[Extracted records]
▬▬▬▬▬▬▬▬▬▬

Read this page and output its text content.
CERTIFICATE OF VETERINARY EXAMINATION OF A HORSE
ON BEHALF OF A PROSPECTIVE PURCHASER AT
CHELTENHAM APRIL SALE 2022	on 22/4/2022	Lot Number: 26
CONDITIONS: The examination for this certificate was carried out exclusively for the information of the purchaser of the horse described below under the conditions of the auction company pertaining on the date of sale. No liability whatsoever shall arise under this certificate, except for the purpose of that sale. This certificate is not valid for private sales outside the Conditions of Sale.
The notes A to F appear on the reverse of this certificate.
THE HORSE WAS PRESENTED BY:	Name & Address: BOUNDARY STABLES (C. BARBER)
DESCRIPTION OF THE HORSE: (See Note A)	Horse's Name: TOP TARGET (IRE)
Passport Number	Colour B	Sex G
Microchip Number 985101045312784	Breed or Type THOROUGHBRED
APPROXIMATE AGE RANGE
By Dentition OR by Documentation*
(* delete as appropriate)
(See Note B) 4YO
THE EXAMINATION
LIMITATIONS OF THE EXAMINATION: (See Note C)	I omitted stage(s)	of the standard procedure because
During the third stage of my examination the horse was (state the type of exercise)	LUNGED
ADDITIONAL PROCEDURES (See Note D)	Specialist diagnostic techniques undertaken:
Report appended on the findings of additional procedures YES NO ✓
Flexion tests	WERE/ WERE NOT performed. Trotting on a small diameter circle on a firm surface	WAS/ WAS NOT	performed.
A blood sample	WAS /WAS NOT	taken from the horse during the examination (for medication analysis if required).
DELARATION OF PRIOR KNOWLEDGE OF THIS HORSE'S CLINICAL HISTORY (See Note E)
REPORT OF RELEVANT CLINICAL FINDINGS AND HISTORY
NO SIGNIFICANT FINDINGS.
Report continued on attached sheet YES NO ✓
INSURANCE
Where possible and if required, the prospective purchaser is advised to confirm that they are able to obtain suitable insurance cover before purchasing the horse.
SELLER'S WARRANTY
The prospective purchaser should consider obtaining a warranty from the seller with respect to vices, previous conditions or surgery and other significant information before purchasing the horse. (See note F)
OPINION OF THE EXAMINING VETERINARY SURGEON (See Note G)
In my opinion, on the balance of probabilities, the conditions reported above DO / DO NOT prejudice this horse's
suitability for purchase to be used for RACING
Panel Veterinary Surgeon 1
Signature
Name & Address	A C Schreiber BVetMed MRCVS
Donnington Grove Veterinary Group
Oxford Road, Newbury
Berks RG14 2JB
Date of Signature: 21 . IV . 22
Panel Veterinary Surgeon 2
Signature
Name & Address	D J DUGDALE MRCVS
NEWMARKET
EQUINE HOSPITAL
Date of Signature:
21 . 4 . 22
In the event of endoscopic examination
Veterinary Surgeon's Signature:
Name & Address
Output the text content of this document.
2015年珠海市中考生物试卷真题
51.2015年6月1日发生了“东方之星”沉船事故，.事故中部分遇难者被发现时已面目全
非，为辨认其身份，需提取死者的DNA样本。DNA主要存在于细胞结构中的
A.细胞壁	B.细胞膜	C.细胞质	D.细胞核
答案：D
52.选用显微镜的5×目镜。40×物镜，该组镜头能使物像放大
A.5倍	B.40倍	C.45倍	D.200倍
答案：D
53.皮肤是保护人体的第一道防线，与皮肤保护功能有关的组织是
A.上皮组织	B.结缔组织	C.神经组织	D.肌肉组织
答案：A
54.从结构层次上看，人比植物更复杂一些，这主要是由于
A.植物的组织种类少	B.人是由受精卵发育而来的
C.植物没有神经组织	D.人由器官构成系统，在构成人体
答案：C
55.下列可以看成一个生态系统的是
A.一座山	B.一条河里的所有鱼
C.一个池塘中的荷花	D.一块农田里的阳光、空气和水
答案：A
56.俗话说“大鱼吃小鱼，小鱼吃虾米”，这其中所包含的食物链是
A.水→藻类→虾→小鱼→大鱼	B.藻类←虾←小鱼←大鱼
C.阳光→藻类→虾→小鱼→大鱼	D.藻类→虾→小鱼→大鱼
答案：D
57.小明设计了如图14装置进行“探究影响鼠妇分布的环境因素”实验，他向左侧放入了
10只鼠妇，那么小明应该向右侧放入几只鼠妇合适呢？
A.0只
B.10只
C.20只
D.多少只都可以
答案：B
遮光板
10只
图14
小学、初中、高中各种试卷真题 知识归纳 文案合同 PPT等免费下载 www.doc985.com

▬▬▬▬▬▬▬▬▬▬

## BRIEF
Count all lines of the data that include "CLINICAL". The answer is the number alone.

## OUTPUT
2